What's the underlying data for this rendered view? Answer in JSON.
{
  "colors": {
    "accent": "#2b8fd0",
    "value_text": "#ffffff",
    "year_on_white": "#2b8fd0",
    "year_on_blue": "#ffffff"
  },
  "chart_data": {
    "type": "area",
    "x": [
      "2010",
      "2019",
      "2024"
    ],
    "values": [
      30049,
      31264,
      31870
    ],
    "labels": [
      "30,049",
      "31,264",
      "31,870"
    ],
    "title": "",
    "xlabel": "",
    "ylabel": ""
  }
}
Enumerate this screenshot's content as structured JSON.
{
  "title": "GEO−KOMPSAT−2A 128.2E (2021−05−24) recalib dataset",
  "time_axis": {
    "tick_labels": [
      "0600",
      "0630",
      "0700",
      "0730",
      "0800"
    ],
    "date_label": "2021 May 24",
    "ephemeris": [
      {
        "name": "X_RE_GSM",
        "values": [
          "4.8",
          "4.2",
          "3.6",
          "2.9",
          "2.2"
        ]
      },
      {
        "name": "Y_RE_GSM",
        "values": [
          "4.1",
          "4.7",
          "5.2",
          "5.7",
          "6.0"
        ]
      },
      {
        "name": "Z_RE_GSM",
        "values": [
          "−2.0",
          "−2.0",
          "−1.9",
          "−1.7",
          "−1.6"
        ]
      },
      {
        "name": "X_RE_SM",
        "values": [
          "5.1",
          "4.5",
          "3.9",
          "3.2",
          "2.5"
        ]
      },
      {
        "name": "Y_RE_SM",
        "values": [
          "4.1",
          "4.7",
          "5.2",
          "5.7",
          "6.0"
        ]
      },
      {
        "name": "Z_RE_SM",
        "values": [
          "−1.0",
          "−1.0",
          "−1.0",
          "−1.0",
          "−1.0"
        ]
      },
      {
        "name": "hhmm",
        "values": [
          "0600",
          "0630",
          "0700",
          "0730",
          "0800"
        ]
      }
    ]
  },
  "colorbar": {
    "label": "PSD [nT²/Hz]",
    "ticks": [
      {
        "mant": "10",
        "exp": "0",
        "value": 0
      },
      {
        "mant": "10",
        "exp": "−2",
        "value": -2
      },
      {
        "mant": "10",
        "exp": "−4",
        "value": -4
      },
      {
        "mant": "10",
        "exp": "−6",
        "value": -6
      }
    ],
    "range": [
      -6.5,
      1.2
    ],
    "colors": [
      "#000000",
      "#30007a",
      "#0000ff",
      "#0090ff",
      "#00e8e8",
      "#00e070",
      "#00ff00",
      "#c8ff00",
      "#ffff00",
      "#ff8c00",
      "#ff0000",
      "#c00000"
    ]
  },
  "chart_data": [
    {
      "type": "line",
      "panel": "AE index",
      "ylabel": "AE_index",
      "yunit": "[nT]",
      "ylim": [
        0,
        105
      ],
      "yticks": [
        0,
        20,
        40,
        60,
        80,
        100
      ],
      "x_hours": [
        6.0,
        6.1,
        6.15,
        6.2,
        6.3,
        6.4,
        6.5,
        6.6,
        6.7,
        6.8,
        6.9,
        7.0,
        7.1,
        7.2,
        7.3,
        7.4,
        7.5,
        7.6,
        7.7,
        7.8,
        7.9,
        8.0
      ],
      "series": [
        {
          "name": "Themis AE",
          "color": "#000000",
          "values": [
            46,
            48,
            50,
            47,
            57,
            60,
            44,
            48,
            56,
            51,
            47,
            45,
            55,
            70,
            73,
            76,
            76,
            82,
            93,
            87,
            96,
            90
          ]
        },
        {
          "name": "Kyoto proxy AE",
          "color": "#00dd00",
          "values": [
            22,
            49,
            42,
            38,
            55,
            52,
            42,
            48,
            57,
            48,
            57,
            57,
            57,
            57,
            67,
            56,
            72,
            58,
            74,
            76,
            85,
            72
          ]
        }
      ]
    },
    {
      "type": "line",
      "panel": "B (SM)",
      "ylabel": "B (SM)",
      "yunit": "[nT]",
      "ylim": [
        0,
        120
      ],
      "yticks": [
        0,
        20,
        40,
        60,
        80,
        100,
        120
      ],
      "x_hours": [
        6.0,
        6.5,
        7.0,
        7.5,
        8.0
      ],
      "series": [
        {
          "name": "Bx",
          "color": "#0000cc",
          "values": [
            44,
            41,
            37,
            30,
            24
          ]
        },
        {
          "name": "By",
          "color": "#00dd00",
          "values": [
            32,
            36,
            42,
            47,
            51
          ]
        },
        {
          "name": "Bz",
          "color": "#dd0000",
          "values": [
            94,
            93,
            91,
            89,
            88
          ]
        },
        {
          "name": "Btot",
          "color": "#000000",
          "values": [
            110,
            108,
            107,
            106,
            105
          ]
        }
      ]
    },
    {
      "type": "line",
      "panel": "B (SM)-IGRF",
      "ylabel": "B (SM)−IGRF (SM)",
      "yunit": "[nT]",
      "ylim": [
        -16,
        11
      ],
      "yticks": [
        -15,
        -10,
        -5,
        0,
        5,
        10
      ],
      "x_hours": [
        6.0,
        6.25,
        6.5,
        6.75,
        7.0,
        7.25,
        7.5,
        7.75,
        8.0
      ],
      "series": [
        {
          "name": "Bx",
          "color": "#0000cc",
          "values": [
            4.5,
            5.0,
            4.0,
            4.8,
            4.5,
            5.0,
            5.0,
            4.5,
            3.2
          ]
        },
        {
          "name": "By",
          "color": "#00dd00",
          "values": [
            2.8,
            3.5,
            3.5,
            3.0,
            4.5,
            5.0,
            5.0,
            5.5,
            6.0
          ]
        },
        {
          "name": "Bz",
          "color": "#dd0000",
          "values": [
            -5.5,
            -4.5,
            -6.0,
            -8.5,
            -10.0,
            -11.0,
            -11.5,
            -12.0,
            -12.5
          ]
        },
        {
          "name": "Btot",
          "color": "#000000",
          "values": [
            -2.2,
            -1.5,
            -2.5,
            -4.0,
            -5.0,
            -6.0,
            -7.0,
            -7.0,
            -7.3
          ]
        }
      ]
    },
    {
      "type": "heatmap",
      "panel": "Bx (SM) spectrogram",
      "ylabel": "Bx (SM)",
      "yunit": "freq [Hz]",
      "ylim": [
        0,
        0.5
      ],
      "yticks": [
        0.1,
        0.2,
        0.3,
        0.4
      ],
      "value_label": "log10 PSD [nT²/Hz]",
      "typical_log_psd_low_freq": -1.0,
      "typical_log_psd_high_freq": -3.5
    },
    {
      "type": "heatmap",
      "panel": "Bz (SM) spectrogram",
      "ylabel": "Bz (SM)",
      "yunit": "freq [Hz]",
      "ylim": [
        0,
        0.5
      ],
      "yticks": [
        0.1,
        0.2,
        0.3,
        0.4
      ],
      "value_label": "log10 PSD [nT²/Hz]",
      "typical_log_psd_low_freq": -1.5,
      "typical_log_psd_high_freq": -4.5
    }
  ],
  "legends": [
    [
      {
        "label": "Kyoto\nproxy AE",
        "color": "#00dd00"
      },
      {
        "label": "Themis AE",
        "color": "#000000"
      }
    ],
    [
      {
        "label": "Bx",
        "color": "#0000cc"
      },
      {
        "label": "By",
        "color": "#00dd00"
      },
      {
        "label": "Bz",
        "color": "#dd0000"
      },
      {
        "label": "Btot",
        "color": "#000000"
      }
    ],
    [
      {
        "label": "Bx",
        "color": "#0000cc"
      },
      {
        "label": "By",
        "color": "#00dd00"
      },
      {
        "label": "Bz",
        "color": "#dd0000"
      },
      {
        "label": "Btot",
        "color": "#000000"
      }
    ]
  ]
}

Work instructions ->
Return the material exactly as it stands.

Solution to this exercise ->
What's the underlying data for this rendered view? Answer in JSON.
{
  "colors": {
    "accent": "#2b8fd0",
    "value_text": "#ffffff",
    "year_on_white": "#2b8fd0",
    "year_on_blue": "#ffffff"
  },
  "chart_data": {
    "type": "area",
    "x": [
      "2010",
      "2019",
      "2024"
    ],
    "values": [
      30049,
      31264,
      31870
    ],
    "labels": [
      "30,049",
      "31,264",
      "31,870"
    ],
    "title": "",
    "xlabel": "",
    "ylabel": ""
  }
}
Enumerate this screenshot's content as structured JSON.
{
  "title": "GEO−KOMPSAT−2A 128.2E (2021−05−24) recalib dataset",
  "time_axis": {
    "tick_labels": [
      "0600",
      "0630",
      "0700",
      "0730",
      "0800"
    ],
    "date_label": "2021 May 24",
    "ephemeris": [
      {
        "name": "X_RE_GSM",
        "values": [
          "4.8",
          "4.2",
          "3.6",
          "2.9",
          "2.2"
        ]
      },
      {
        "name": "Y_RE_GSM",
        "values": [
          "4.1",
          "4.7",
          "5.2",
          "5.7",
          "6.0"
        ]
      },
      {
        "name": "Z_RE_GSM",
        "values": [
          "−2.0",
          "−2.0",
          "−1.9",
          "−1.7",
          "−1.6"
        ]
      },
      {
        "name": "X_RE_SM",
        "values": [
          "5.1",
          "4.5",
          "3.9",
          "3.2",
          "2.5"
        ]
      },
      {
        "name": "Y_RE_SM",
        "values": [
          "4.1",
          "4.7",
          "5.2",
          "5.7",
          "6.0"
        ]
      },
      {
        "name": "Z_RE_SM",
        "values": [
          "−1.0",
          "−1.0",
          "−1.0",
          "−1.0",
          "−1.0"
        ]
      },
      {
        "name": "hhmm",
        "values": [
          "0600",
          "0630",
          "0700",
          "0730",
          "0800"
        ]
      }
    ]
  },
  "colorbar": {
    "label": "PSD [nT²/Hz]",
    "ticks": [
      {
        "mant": "10",
        "exp": "0",
        "value": 0
      },
      {
        "mant": "10",
        "exp": "−2",
        "value": -2
      },
      {
        "mant": "10",
        "exp": "−4",
        "value": -4
      },
      {
        "mant": "10",
        "exp": "−6",
        "value": -6
      }
    ],
    "range": [
      -6.5,
      1.2
    ],
    "colors": [
      "#000000",
      "#30007a",
      "#0000ff",
      "#0090ff",
      "#00e8e8",
      "#00e070",
      "#00ff00",
      "#c8ff00",
      "#ffff00",
      "#ff8c00",
      "#ff0000",
      "#c00000"
    ]
  },
  "chart_data": [
    {
      "type": "line",
      "panel": "AE index",
      "ylabel": "AE_index",
      "yunit": "[nT]",
      "ylim": [
        0,
        105
      ],
      "yticks": [
        0,
        20,
        40,
        60,
        80,
        100
      ],
      "x_hours": [
        6.0,
        6.1,
        6.15,
        6.2,
        6.3,
        6.4,
        6.5,
        6.6,
        6.7,
        6.8,
        6.9,
        7.0,
        7.1,
        7.2,
        7.3,
        7.4,
        7.5,
        7.6,
        7.7,
        7.8,
        7.9,
        8.0
      ],
      "series": [
        {
          "name": "Themis AE",
          "color": "#000000",
          "values": [
            46,
            48,
            50,
            47,
            57,
            60,
            44,
            48,
            56,
            51,
            47,
            45,
            55,
            70,
            73,
            76,
            76,
            82,
            93,
            87,
            96,
            90
          ]
        },
        {
          "name": "Kyoto proxy AE",
          "color": "#00dd00",
          "values": [
            22,
            49,
            42,
            38,
            55,
            52,
            42,
            48,
            57,
            48,
            57,
            57,
            57,
            57,
            67,
            56,
            72,
            58,
            74,
            76,
            85,
            72
          ]
        }
      ]
    },
    {
      "type": "line",
      "panel": "B (SM)",
      "ylabel": "B (SM)",
      "yunit": "[nT]",
      "ylim": [
        0,
        120
      ],
      "yticks": [
        0,
        20,
        40,
        60,
        80,
        100,
        120
      ],
      "x_hours": [
        6.0,
        6.5,
        7.0,
        7.5,
        8.0
      ],
      "series": [
        {
          "name": "Bx",
          "color": "#0000cc",
          "values": [
            44,
            41,
            37,
            30,
            24
          ]
        },
        {
          "name": "By",
          "color": "#00dd00",
          "values": [
            32,
            36,
            42,
            47,
            51
          ]
        },
        {
          "name": "Bz",
          "color": "#dd0000",
          "values": [
            94,
            93,
            91,
            89,
            88
          ]
        },
        {
          "name": "Btot",
          "color": "#000000",
          "values": [
            110,
            108,
            107,
            106,
            105
          ]
        }
      ]
    },
    {
      "type": "line",
      "panel": "B (SM)-IGRF",
      "ylabel": "B (SM)−IGRF (SM)",
      "yunit": "[nT]",
      "ylim": [
        -16,
        11
      ],
      "yticks": [
        -15,
        -10,
        -5,
        0,
        5,
        10
      ],
      "x_hours": [
        6.0,
        6.25,
        6.5,
        6.75,
        7.0,
        7.25,
        7.5,
        7.75,
        8.0
      ],
      "series": [
        {
          "name": "Bx",
          "color": "#0000cc",
          "values": [
            4.5,
            5.0,
            4.0,
            4.8,
            4.5,
            5.0,
            5.0,
            4.5,
            3.2
          ]
        },
        {
          "name": "By",
          "color": "#00dd00",
          "values": [
            2.8,
            3.5,
            3.5,
            3.0,
            4.5,
            5.0,
            5.0,
            5.5,
            6.0
          ]
        },
        {
          "name": "Bz",
          "color": "#dd0000",
          "values": [
            -5.5,
            -4.5,
            -6.0,
            -8.5,
            -10.0,
            -11.0,
            -11.5,
            -12.0,
            -12.5
          ]
        },
        {
          "name": "Btot",
          "color": "#000000",
          "values": [
            -2.2,
            -1.5,
            -2.5,
            -4.0,
            -5.0,
            -6.0,
            -7.0,
            -7.0,
            -7.3
          ]
        }
      ]
    },
    {
      "type": "heatmap",
      "panel": "Bx (SM) spectrogram",
      "ylabel": "Bx (SM)",
      "yunit": "freq [Hz]",
      "ylim": [
        0,
        0.5
      ],
      "yticks": [
        0.1,
        0.2,
        0.3,
        0.4
      ],
      "value_label": "log10 PSD [nT²/Hz]",
      "typical_log_psd_low_freq": -1.0,
      "typical_log_psd_high_freq": -3.5
    },
    {
      "type": "heatmap",
      "panel": "Bz (SM) spectrogram",
      "ylabel": "Bz (SM)",
      "yunit": "freq [Hz]",
      "ylim": [
        0,
        0.5
      ],
      "yticks": [
        0.1,
        0.2,
        0.3,
        0.4
      ],
      "value_label": "log10 PSD [nT²/Hz]",
      "typical_log_psd_low_freq": -1.5,
      "typical_log_psd_high_freq": -4.5
    }
  ],
  "legends": [
    [
      {
        "label": "Kyoto\nproxy AE",
        "color": "#00dd00"
      },
      {
        "label": "Themis AE",
        "color": "#000000"
      }
    ],
    [
      {
        "label": "Bx",
        "color": "#0000cc"
      },
      {
        "label": "By",
        "color": "#00dd00"
      },
      {
        "label": "Bz",
        "color": "#dd0000"
      },
      {
        "label": "Btot",
        "color": "#000000"
      }
    ],
    [
      {
        "label": "Bx",
        "color": "#0000cc"
      },
      {
        "label": "By",
        "color": "#00dd00"
      },
      {
        "label": "Bz",
        "color": "#dd0000"
      },
      {
        "label": "Btot",
        "color": "#000000"
      }
    ]
  ]
}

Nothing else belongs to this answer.